How many lines in the entries below contain "denominato"? Answer with the number only.

┌────────

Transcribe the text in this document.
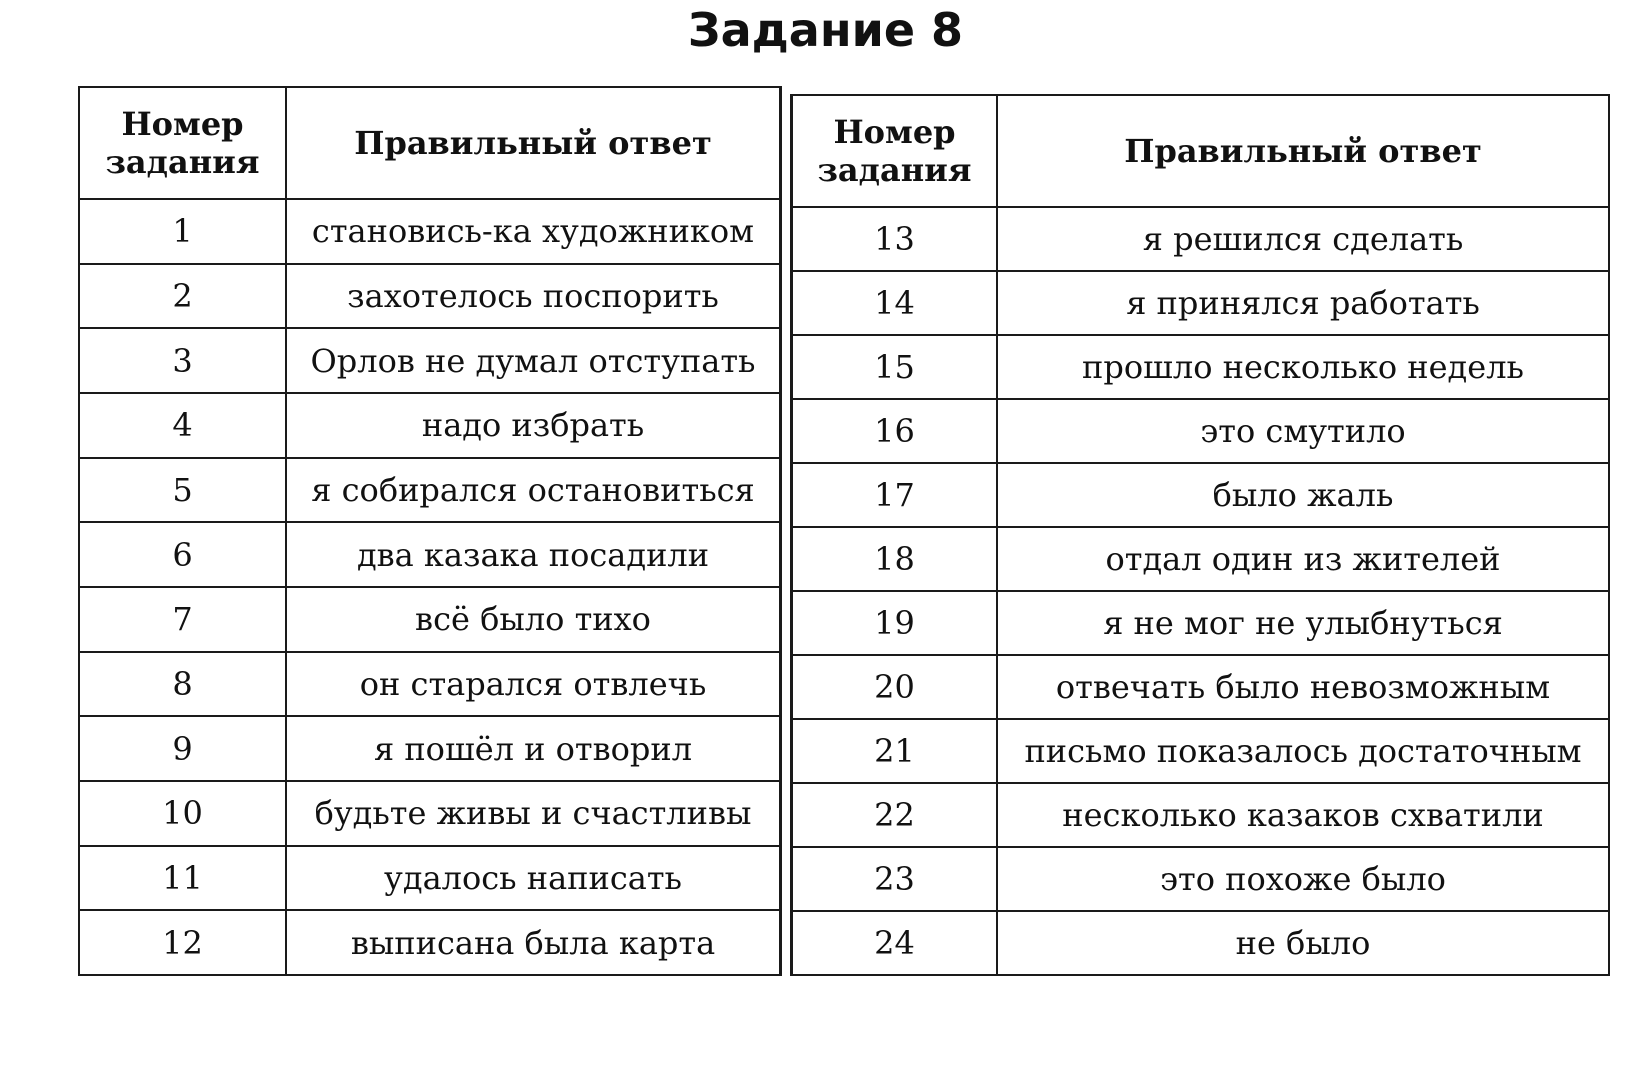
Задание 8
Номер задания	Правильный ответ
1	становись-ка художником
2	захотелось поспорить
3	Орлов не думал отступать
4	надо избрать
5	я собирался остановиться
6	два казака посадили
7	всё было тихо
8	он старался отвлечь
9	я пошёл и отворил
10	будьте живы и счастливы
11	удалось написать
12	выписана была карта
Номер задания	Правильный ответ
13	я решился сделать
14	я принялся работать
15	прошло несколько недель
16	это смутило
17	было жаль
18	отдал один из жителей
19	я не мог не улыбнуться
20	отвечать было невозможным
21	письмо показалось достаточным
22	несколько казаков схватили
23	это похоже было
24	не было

└────────
┌────────

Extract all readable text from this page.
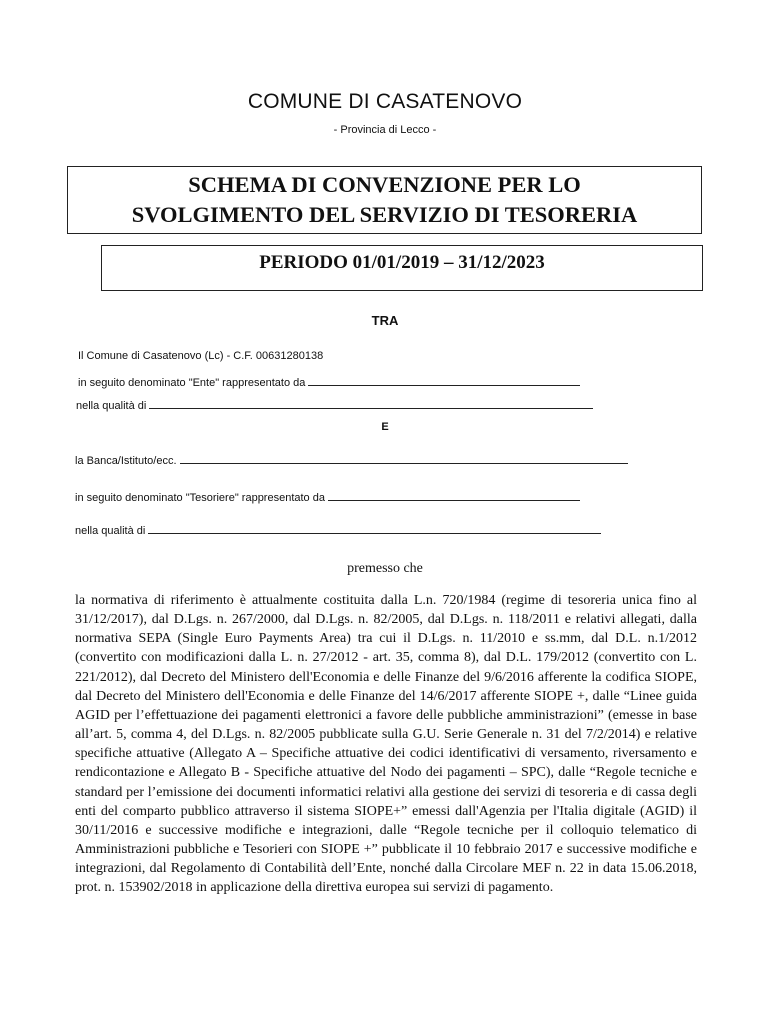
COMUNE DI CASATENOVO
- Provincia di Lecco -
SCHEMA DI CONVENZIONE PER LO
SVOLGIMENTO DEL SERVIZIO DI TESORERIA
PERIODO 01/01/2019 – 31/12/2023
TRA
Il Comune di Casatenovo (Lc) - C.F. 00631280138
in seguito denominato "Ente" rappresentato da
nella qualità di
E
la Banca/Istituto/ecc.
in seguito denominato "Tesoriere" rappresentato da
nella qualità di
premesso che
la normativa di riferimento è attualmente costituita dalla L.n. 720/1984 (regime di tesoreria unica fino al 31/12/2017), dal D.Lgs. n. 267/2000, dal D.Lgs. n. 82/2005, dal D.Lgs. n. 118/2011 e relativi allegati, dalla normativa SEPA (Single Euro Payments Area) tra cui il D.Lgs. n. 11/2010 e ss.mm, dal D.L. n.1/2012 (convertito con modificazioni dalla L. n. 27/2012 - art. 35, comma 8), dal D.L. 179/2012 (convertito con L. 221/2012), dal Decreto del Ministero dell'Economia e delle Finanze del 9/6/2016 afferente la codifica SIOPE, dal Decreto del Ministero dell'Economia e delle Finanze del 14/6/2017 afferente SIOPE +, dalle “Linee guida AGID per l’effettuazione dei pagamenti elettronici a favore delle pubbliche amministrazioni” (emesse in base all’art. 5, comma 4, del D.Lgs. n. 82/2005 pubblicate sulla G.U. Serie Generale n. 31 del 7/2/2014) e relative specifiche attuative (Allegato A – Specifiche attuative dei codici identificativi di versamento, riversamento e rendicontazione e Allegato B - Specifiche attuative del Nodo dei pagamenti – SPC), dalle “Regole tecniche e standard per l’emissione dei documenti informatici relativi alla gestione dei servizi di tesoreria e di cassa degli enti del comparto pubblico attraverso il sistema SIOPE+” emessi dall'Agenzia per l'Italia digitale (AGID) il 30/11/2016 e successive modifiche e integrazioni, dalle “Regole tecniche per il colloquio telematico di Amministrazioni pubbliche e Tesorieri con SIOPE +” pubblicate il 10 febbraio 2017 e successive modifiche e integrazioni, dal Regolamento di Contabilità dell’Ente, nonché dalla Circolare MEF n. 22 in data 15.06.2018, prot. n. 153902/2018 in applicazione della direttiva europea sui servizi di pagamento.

└────────

Response to the task.
2